Dataset rows:
★ ★ ★
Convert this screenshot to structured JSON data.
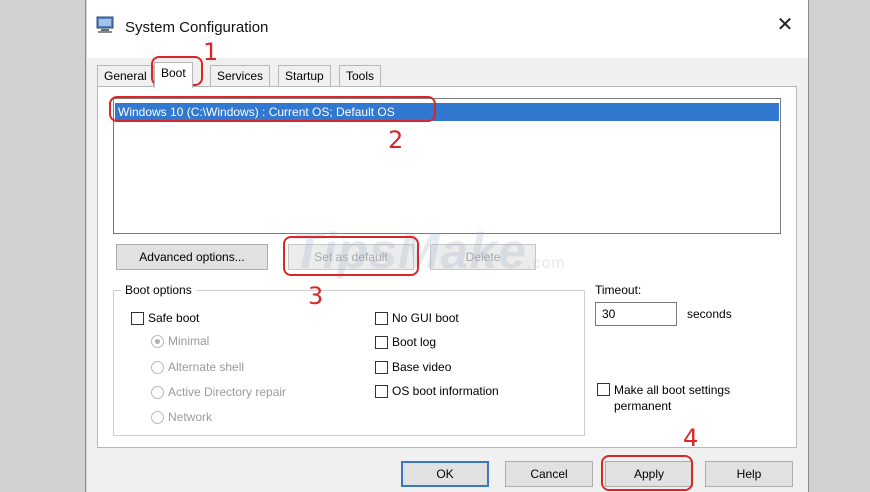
{
  "window": {
    "title": "System Configuration",
    "close_glyph": "✕"
  },
  "tabs": [
    {
      "label": "General"
    },
    {
      "label": "Boot"
    },
    {
      "label": "Services"
    },
    {
      "label": "Startup"
    },
    {
      "label": "Tools"
    }
  ],
  "os_list": {
    "items": [
      "Windows 10 (C:\\Windows) : Current OS; Default OS"
    ]
  },
  "buttons": {
    "advanced": "Advanced options...",
    "set_default": "Set as default",
    "delete": "Delete",
    "ok": "OK",
    "cancel": "Cancel",
    "apply": "Apply",
    "help": "Help"
  },
  "boot_options": {
    "title": "Boot options",
    "safe_boot": "Safe boot",
    "radios": [
      "Minimal",
      "Alternate shell",
      "Active Directory repair",
      "Network"
    ],
    "right": [
      "No GUI boot",
      "Boot log",
      "Base video",
      "OS boot information"
    ]
  },
  "timeout": {
    "label": "Timeout:",
    "value": "30",
    "unit": "seconds"
  },
  "make_permanent": {
    "line1": "Make all boot settings",
    "line2": "permanent"
  },
  "annotations": [
    "1",
    "2",
    "3",
    "4"
  ],
  "watermark": {
    "text": "TipsMake",
    "suffix": ".com"
  },
  "colors": {
    "selection": "#3178d1",
    "annotation": "#d9262b",
    "default_button_border": "#3a78c6"
  },
  "icons": {
    "app": "system-configuration-icon",
    "close": "close-icon"
  }
}
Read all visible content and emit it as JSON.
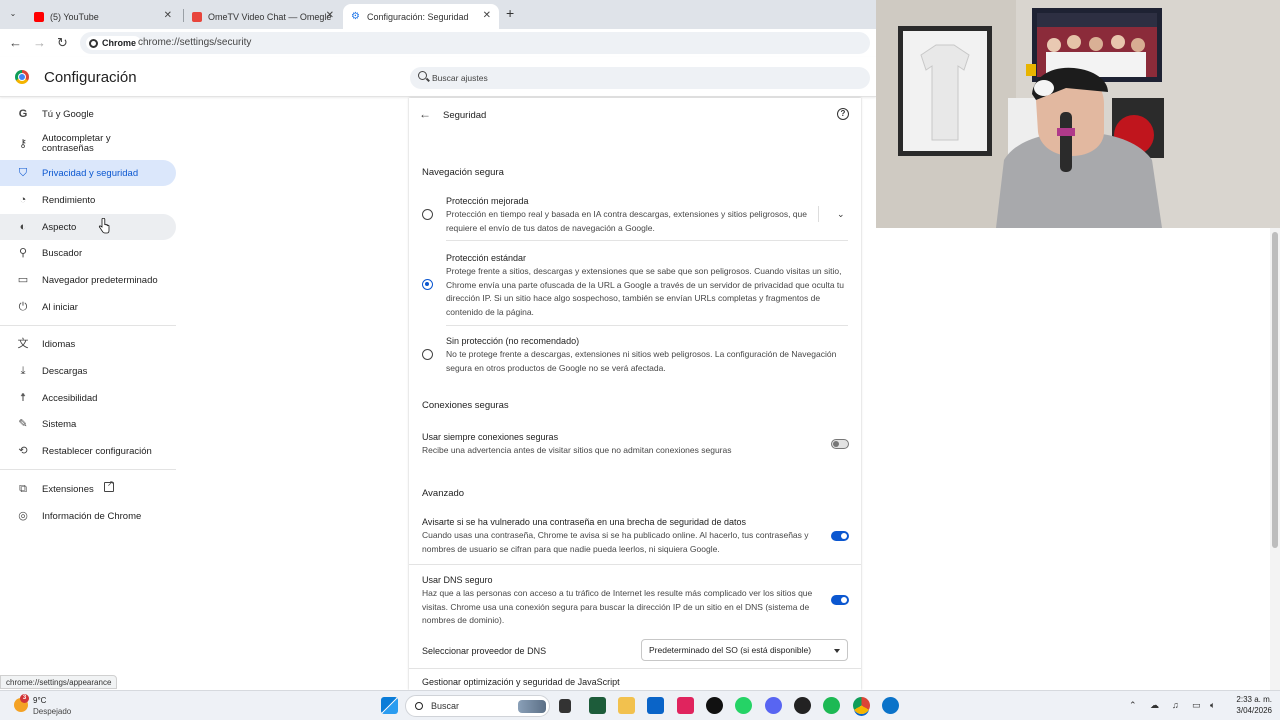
{
  "tabs": [
    {
      "title": "(5) YouTube",
      "color": "#ff0000"
    },
    {
      "title": "OmeTV Video Chat — Omegle",
      "color": "#e8453c"
    },
    {
      "title": "Configuración: Seguridad",
      "color": "#1a73e8"
    }
  ],
  "toolbar": {
    "chip_label": "Chrome",
    "url": "chrome://settings/security"
  },
  "header": {
    "title": "Configuración",
    "search_placeholder": "Buscar ajustes"
  },
  "sidebar": {
    "items": [
      {
        "label": "Tú y Google",
        "icon": "google-icon"
      },
      {
        "label": "Autocompletar y contraseñas",
        "icon": "key-icon"
      },
      {
        "label": "Privacidad y seguridad",
        "icon": "shield-icon"
      },
      {
        "label": "Rendimiento",
        "icon": "gauge-icon"
      },
      {
        "label": "Aspecto",
        "icon": "palette-icon"
      },
      {
        "label": "Buscador",
        "icon": "search-icon"
      },
      {
        "label": "Navegador predeterminado",
        "icon": "browser-icon"
      },
      {
        "label": "Al iniciar",
        "icon": "power-icon"
      },
      {
        "label": "Idiomas",
        "icon": "translate-icon"
      },
      {
        "label": "Descargas",
        "icon": "download-icon"
      },
      {
        "label": "Accesibilidad",
        "icon": "accessibility-icon"
      },
      {
        "label": "Sistema",
        "icon": "wrench-icon"
      },
      {
        "label": "Restablecer configuración",
        "icon": "reset-icon"
      },
      {
        "label": "Extensiones",
        "icon": "puzzle-icon"
      },
      {
        "label": "Información de Chrome",
        "icon": "chrome-icon"
      }
    ]
  },
  "main": {
    "title": "Seguridad",
    "safe_browsing": {
      "heading": "Navegación segura",
      "options": [
        {
          "title": "Protección mejorada",
          "desc": "Protección en tiempo real y basada en IA contra descargas, extensiones y sitios peligrosos, que requiere el envío de tus datos de navegación a Google.",
          "selected": false
        },
        {
          "title": "Protección estándar",
          "desc": "Protege frente a sitios, descargas y extensiones que se sabe que son peligrosos. Cuando visitas un sitio, Chrome envía una parte ofuscada de la URL a Google a través de un servidor de privacidad que oculta tu dirección IP. Si un sitio hace algo sospechoso, también se envían URLs completas y fragmentos de contenido de la página.",
          "selected": true
        },
        {
          "title": "Sin protección (no recomendado)",
          "desc": "No te protege frente a descargas, extensiones ni sitios web peligrosos. La configuración de Navegación segura en otros productos de Google no se verá afectada.",
          "selected": false
        }
      ]
    },
    "secure_connections": {
      "heading": "Conexiones seguras",
      "title": "Usar siempre conexiones seguras",
      "desc": "Recibe una advertencia antes de visitar sitios que no admitan conexiones seguras",
      "enabled": false
    },
    "advanced": {
      "heading": "Avanzado",
      "password_alert": {
        "title": "Avisarte si se ha vulnerado una contraseña en una brecha de seguridad de datos",
        "desc": "Cuando usas una contraseña, Chrome te avisa si se ha publicado online. Al hacerlo, tus contraseñas y nombres de usuario se cifran para que nadie pueda leerlos, ni siquiera Google.",
        "enabled": true
      },
      "secure_dns": {
        "title": "Usar DNS seguro",
        "desc": "Haz que a las personas con acceso a tu tráfico de Internet les resulte más complicado ver los sitios que visitas. Chrome usa una conexión segura para buscar la dirección IP de un sitio en el DNS (sistema de nombres de dominio).",
        "enabled": true
      },
      "dns_provider": {
        "label": "Seleccionar proveedor de DNS",
        "value": "Predeterminado del SO (si está disponible)"
      },
      "js_row": "Gestionar optimización y seguridad de JavaScript"
    }
  },
  "status_url": "chrome://settings/appearance",
  "taskbar": {
    "weather_badge": "3",
    "temperature": "9°C",
    "condition": "Despejado",
    "search_label": "Buscar",
    "time": "2:33 a. m.",
    "date": "3/04/2026"
  }
}
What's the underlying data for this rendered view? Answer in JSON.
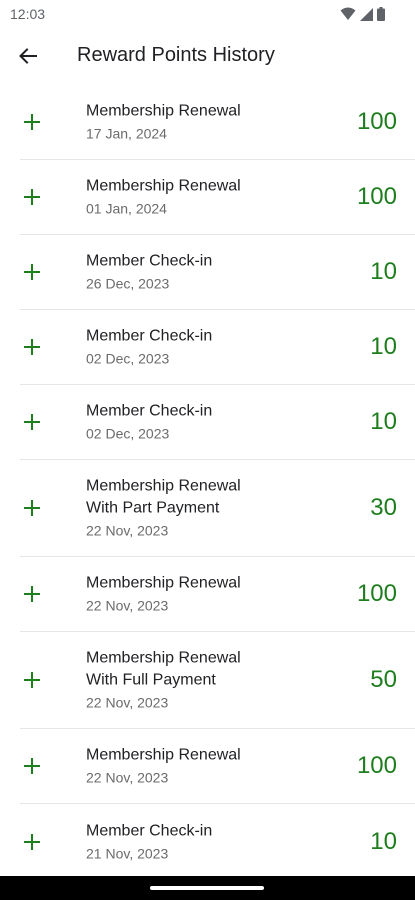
{
  "status_bar": {
    "time": "12:03",
    "icons": [
      "wifi-icon",
      "cellular-signal-icon",
      "battery-icon"
    ]
  },
  "app_bar": {
    "back_icon": "arrow-left-icon",
    "title": "Reward Points History"
  },
  "colors": {
    "points": "#1e7e1e",
    "divider": "#e6e6e6",
    "date_text": "#6b6b6b"
  },
  "transactions": [
    {
      "title": "Membership Renewal",
      "date": "17 Jan, 2024",
      "points": "100"
    },
    {
      "title": "Membership Renewal",
      "date": "01 Jan, 2024",
      "points": "100"
    },
    {
      "title": "Member Check-in",
      "date": "26 Dec, 2023",
      "points": "10"
    },
    {
      "title": "Member Check-in",
      "date": "02 Dec, 2023",
      "points": "10"
    },
    {
      "title": "Member Check-in",
      "date": "02 Dec, 2023",
      "points": "10"
    },
    {
      "title": "Membership Renewal\nWith Part Payment",
      "date": "22 Nov, 2023",
      "points": "30"
    },
    {
      "title": "Membership Renewal",
      "date": "22 Nov, 2023",
      "points": "100"
    },
    {
      "title": "Membership Renewal\nWith Full Payment",
      "date": "22 Nov, 2023",
      "points": "50"
    },
    {
      "title": "Membership Renewal",
      "date": "22 Nov, 2023",
      "points": "100"
    },
    {
      "title": "Member Check-in",
      "date": "21 Nov, 2023",
      "points": "10"
    }
  ]
}
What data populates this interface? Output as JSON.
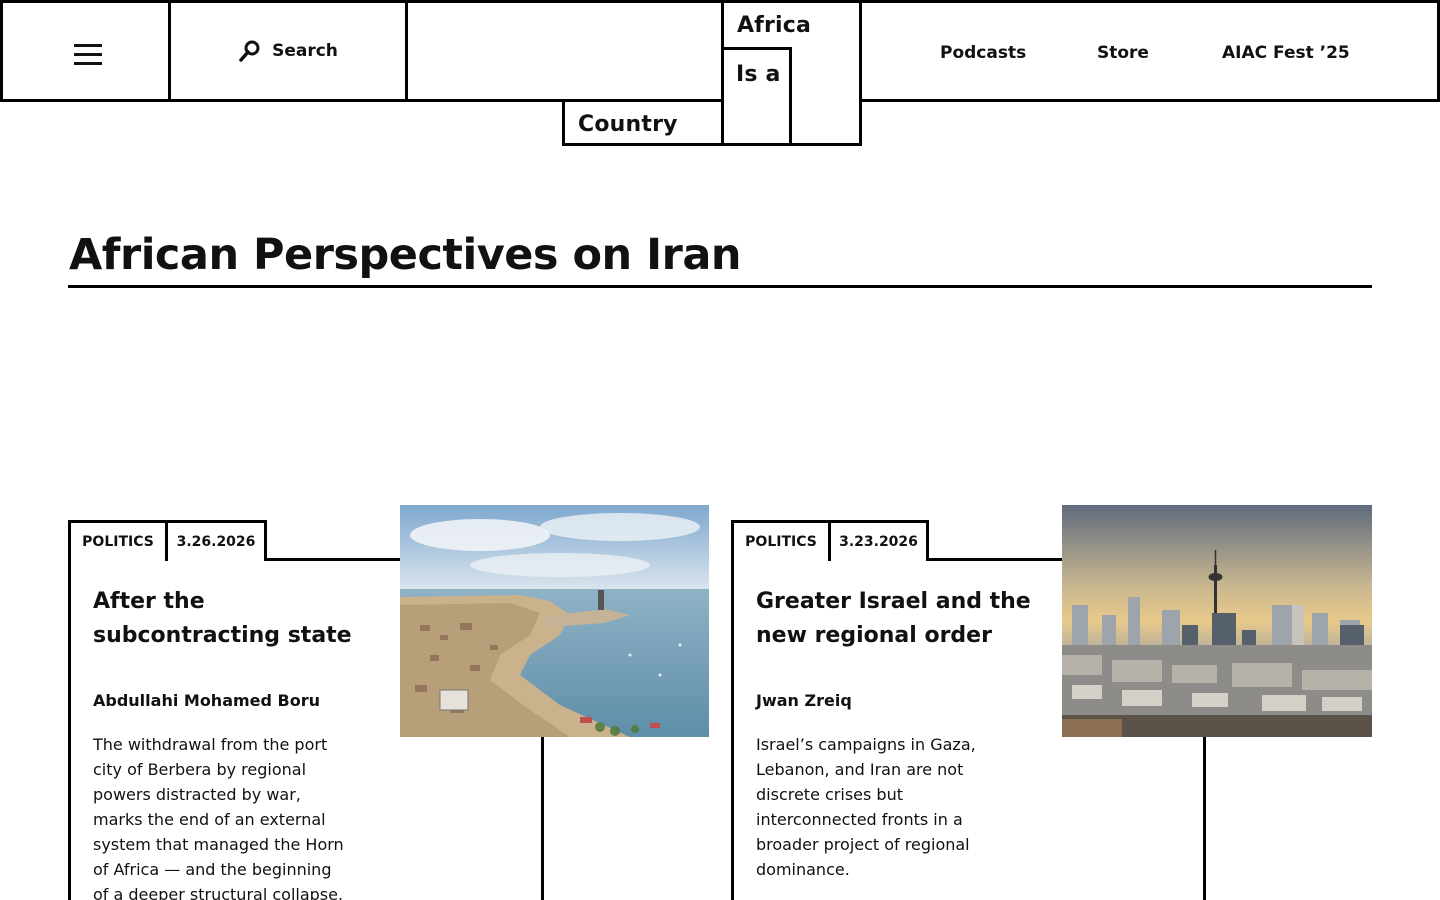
{
  "header": {
    "menu_icon": "hamburger-icon",
    "search_label": "Search",
    "search_icon": "search-icon",
    "logo": {
      "line1": "Africa",
      "line2": "Is a",
      "line3": "Country"
    },
    "nav": [
      {
        "label": "Podcasts"
      },
      {
        "label": "Store"
      },
      {
        "label": "AIAC Fest ’25"
      }
    ]
  },
  "page": {
    "title": "African Perspectives on Iran"
  },
  "articles": [
    {
      "category": "POLITICS",
      "date": "3.26.2026",
      "title_line1": "After the",
      "title_line2": "subcontracting state",
      "author": "Abdullahi Mohamed Boru",
      "desc_lines": [
        "The withdrawal from the port",
        "city of Berbera by regional",
        "powers distracted by war,",
        "marks the end of an external",
        "system that managed the Horn",
        "of Africa — and the beginning",
        "of a deeper structural collapse."
      ],
      "image": "aerial-coastal-port-photo"
    },
    {
      "category": "POLITICS",
      "date": "3.23.2026",
      "title_line1": "Greater Israel and the",
      "title_line2": "new regional order",
      "author": "Jwan Zreiq",
      "desc_lines": [
        "Israel’s campaigns in Gaza,",
        "Lebanon, and Iran are not",
        "discrete crises but",
        "interconnected fronts in a",
        "broader project of regional",
        "dominance."
      ],
      "image": "tehran-skyline-photo"
    }
  ]
}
★ ★ ★
> Task requirements
Scan the material above. Copy each line that holds the word "Israel".

> Problem solution
      "title_line1": "Greater Israel and the",
        "Israel’s campaigns in Gaza,",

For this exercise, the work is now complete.